● EXERCISE BRIEF: Tally the lines in the records underneath that contain the string "TradingView", and state the figure by itself.

==== DATA ROWS ====

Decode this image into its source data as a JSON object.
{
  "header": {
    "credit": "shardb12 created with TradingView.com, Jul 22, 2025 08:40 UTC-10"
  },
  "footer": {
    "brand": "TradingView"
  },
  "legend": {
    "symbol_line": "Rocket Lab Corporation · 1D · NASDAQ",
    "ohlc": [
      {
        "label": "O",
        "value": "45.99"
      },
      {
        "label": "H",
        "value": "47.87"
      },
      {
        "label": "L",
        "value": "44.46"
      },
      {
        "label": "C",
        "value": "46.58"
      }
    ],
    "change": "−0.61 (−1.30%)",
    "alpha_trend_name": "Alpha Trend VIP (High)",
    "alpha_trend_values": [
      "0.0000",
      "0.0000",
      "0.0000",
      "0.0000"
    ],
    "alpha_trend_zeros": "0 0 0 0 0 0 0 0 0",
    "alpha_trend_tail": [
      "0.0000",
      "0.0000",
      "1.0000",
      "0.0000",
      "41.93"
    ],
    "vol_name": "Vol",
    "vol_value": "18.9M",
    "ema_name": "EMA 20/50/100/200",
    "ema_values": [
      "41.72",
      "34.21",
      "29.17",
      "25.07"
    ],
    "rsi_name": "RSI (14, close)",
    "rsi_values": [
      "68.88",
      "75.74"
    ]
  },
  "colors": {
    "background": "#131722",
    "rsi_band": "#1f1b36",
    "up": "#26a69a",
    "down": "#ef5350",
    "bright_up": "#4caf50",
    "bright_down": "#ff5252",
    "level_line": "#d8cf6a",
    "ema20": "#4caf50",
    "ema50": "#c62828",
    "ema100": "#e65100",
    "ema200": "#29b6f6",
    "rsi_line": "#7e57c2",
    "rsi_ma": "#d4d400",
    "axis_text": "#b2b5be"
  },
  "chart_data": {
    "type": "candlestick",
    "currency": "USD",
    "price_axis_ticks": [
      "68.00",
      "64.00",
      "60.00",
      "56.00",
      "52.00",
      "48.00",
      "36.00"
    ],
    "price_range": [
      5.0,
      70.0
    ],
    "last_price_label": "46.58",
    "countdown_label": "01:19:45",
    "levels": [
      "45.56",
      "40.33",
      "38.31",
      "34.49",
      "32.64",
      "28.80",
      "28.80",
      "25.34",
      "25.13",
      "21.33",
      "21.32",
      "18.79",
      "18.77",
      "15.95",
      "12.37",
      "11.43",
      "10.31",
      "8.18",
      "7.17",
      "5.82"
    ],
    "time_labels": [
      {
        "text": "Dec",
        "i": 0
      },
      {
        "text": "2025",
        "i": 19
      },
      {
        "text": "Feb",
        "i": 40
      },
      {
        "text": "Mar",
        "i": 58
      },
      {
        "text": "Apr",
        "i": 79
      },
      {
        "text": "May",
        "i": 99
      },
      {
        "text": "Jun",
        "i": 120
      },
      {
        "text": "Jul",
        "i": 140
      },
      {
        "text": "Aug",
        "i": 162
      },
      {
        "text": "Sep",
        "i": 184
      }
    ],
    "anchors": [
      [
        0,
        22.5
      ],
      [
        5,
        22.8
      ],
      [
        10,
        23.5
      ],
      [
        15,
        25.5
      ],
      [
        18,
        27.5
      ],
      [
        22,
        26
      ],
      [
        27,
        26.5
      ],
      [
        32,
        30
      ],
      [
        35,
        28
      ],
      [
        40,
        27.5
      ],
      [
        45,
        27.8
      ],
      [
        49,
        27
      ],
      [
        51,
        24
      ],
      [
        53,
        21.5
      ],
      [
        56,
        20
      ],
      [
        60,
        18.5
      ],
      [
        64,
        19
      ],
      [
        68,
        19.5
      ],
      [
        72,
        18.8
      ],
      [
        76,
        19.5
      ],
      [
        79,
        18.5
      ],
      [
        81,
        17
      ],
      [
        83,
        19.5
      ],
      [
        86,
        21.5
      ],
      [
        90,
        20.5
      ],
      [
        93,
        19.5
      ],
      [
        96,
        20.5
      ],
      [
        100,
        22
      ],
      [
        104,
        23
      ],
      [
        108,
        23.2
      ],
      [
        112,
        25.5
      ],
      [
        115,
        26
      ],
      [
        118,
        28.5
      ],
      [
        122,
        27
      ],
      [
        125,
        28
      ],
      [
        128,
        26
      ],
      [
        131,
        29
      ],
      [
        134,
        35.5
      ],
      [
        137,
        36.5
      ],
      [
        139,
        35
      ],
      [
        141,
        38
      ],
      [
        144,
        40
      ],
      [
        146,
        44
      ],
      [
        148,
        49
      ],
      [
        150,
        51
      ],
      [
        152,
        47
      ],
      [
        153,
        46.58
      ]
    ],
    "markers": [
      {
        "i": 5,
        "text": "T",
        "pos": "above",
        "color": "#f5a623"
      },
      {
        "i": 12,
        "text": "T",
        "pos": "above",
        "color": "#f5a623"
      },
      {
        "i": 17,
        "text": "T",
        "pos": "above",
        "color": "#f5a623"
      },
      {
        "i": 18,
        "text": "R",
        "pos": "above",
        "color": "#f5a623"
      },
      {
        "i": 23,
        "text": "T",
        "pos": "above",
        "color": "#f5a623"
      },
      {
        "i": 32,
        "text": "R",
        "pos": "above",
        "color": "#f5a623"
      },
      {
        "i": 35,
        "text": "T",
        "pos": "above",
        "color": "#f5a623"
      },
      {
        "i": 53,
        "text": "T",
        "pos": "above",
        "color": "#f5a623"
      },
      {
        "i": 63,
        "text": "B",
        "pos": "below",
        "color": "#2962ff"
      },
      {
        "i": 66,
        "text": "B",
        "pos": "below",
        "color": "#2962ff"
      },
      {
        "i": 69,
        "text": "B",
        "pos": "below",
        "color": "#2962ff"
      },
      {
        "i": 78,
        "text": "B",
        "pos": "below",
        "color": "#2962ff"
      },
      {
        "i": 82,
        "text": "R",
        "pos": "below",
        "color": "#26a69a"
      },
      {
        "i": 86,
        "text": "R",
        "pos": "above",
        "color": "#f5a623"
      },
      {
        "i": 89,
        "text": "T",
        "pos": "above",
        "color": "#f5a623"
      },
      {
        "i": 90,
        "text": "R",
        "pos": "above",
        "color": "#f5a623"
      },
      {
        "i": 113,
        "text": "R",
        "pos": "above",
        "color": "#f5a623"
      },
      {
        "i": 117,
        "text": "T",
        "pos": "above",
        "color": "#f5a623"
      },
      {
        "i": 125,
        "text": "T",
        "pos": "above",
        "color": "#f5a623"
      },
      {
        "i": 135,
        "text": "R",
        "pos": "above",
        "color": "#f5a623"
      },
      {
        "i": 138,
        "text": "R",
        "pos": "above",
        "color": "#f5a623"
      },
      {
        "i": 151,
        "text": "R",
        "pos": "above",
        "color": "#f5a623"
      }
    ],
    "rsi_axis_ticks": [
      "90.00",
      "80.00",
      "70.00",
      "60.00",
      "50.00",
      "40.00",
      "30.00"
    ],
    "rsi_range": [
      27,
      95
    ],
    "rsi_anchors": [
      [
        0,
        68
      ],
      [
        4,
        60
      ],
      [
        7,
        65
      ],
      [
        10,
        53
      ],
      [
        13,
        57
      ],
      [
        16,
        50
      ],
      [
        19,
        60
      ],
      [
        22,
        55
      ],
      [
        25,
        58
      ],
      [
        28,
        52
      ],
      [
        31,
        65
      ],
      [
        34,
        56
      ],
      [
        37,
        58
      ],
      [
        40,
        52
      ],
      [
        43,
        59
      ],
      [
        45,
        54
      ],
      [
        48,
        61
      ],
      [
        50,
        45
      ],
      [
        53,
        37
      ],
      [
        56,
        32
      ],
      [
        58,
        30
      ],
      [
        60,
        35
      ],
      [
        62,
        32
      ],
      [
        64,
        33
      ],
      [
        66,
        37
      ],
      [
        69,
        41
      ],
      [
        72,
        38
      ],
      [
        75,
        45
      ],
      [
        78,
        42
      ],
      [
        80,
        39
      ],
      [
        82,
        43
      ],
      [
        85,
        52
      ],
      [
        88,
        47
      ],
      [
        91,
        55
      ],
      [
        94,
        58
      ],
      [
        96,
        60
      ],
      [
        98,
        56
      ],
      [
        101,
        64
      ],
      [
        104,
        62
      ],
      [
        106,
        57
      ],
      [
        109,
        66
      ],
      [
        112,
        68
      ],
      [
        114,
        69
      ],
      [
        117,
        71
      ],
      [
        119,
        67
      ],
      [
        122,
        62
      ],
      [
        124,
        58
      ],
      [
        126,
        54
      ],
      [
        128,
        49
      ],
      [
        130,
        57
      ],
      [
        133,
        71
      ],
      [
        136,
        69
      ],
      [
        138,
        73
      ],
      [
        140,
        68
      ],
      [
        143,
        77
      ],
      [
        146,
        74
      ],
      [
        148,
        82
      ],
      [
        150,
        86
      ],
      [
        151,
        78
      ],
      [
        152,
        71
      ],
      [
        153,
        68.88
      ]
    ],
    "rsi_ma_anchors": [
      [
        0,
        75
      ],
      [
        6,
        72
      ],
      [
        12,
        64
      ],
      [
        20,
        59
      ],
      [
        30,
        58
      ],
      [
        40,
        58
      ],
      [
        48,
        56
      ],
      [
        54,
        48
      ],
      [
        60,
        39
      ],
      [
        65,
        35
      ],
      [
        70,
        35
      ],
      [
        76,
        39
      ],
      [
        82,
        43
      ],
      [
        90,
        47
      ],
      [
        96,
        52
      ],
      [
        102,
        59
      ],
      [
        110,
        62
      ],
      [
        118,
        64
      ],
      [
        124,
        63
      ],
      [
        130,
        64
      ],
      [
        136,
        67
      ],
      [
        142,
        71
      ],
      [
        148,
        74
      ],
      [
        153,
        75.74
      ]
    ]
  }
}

====

● SOLUTION TO THE EXERCISE: 2